— START —
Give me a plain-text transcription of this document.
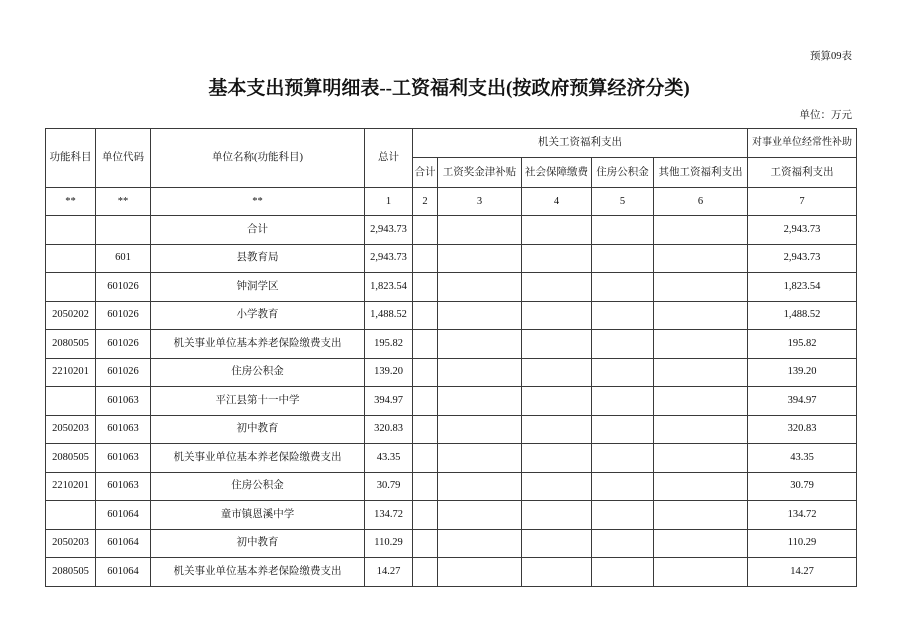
预算09表
基本支出预算明细表--工资福利支出(按政府预算经济分类)
单位：万元
功能科目	单位代码	单位名称(功能科目)	总计	机关工资福利支出					对事业单位经常性补助
				合计	工资奖金津补贴	社会保障缴费	住房公积金	其他工资福利支出	工资福利支出
**	**	**	1	2	3	4	5	6	7
		合计	2,943.73						2,943.73
	601	县教育局	2,943.73						2,943.73
	601026	钟洞学区	1,823.54						1,823.54
2050202	601026	小学教育	1,488.52						1,488.52
2080505	601026	机关事业单位基本养老保险缴费支出	195.82						195.82
2210201	601026	住房公积金	139.20						139.20
	601063	平江县第十一中学	394.97						394.97
2050203	601063	初中教育	320.83						320.83
2080505	601063	机关事业单位基本养老保险缴费支出	43.35						43.35
2210201	601063	住房公积金	30.79						30.79
	601064	童市镇恩溪中学	134.72						134.72
2050203	601064	初中教育	110.29						110.29
2080505	601064	机关事业单位基本养老保险缴费支出	14.27						14.27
— END —
> YOUR INSTRUCTIONS
Using the material above, return every line exactly as it appears, minus the pictures.

> OUTPUT FOR THIS TASK
Give me a plain-text transcription of this document.
预算09表
基本支出预算明细表--工资福利支出(按政府预算经济分类)
单位：万元
功能科目	单位代码	单位名称(功能科目)	总计	机关工资福利支出					对事业单位经常性补助
				合计	工资奖金津补贴	社会保障缴费	住房公积金	其他工资福利支出	工资福利支出
**	**	**	1	2	3	4	5	6	7
		合计	2,943.73						2,943.73
	601	县教育局	2,943.73						2,943.73
	601026	钟洞学区	1,823.54						1,823.54
2050202	601026	小学教育	1,488.52						1,488.52
2080505	601026	机关事业单位基本养老保险缴费支出	195.82						195.82
2210201	601026	住房公积金	139.20						139.20
	601063	平江县第十一中学	394.97						394.97
2050203	601063	初中教育	320.83						320.83
2080505	601063	机关事业单位基本养老保险缴费支出	43.35						43.35
2210201	601063	住房公积金	30.79						30.79
	601064	童市镇恩溪中学	134.72						134.72
2050203	601064	初中教育	110.29						110.29
2080505	601064	机关事业单位基本养老保险缴费支出	14.27						14.27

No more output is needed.